Given entries:
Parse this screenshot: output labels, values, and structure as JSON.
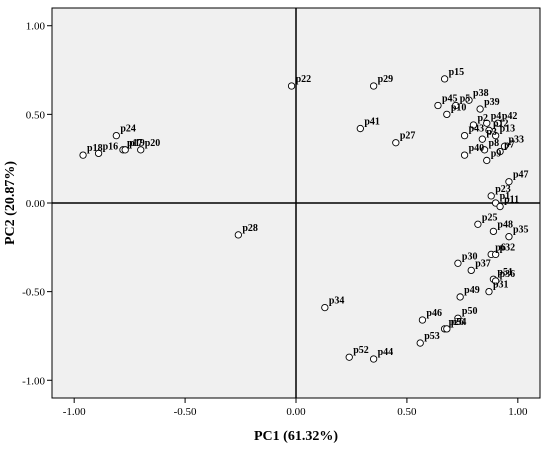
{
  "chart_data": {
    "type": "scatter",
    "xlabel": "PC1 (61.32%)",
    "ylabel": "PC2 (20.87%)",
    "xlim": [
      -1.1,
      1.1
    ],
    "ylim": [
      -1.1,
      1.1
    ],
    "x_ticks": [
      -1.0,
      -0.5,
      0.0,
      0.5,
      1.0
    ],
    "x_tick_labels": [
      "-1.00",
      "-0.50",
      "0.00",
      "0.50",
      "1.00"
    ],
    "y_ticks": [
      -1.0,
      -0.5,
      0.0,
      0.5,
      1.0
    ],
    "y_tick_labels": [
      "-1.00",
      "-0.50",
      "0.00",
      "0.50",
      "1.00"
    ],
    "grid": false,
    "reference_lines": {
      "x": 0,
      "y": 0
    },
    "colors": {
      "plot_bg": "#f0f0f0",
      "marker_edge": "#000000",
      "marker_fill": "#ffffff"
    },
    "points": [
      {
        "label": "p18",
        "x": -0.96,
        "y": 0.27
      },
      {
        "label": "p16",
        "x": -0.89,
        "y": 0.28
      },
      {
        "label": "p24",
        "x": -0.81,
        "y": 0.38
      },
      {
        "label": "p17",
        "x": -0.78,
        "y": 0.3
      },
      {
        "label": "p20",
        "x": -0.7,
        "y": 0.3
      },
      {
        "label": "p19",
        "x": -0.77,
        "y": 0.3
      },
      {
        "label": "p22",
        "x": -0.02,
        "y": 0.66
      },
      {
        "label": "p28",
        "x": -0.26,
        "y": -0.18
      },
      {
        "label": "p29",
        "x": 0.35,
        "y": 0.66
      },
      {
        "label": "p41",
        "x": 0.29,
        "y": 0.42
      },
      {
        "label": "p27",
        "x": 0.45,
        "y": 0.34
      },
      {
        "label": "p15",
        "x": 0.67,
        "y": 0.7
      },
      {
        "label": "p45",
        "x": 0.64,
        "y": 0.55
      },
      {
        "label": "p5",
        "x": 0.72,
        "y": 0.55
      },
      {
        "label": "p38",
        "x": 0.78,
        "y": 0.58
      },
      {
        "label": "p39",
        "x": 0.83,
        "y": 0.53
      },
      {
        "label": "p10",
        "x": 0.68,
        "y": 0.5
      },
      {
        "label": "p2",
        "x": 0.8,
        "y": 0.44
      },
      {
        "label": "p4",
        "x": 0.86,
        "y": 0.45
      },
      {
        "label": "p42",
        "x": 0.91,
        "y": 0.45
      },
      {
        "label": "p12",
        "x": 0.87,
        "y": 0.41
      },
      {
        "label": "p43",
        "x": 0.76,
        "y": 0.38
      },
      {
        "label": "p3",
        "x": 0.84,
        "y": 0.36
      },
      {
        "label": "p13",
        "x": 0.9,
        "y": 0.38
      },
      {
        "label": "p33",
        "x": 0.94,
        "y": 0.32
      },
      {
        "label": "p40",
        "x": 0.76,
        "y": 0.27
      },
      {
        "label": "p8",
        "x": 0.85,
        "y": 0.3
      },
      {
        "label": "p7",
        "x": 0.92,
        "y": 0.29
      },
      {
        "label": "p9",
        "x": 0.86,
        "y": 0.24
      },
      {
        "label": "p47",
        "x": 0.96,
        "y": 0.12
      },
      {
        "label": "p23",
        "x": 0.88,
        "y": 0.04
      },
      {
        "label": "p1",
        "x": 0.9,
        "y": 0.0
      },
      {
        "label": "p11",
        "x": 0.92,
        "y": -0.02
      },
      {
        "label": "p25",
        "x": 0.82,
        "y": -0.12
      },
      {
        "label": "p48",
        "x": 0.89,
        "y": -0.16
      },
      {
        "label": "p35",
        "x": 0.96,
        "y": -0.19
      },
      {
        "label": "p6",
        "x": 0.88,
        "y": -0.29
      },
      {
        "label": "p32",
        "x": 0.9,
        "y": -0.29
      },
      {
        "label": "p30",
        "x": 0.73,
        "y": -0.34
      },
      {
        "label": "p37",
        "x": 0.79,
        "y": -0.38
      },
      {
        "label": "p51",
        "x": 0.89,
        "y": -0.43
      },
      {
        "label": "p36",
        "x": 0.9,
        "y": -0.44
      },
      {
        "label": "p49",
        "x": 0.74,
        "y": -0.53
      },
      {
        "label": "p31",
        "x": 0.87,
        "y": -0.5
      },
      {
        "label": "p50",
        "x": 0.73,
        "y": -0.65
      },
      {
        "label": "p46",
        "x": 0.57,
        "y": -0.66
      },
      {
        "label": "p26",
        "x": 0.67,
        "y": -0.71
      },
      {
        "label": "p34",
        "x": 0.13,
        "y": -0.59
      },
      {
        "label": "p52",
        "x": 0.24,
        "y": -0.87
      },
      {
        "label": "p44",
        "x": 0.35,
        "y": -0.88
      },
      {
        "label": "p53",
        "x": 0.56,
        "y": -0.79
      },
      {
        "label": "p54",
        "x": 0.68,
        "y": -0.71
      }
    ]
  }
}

--

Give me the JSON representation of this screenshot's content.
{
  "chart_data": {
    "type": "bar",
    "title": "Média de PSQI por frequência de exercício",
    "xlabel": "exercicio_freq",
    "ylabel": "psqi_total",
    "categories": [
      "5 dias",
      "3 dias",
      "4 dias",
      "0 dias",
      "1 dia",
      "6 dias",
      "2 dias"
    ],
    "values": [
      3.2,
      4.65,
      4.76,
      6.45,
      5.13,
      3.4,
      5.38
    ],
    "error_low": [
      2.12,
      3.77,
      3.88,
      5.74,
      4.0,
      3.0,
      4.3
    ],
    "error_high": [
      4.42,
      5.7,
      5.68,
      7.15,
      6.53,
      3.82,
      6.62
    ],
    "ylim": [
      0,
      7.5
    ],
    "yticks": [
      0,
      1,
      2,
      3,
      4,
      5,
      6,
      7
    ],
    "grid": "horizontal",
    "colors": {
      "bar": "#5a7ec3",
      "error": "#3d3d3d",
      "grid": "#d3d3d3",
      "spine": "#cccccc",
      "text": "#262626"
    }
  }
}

Task brief: Pull out the lines above in which the word "dias" appears.

Answer for this exercise:
      "5 dias",
      "3 dias",
      "4 dias",
      "0 dias",
      "6 dias",
      "2 dias"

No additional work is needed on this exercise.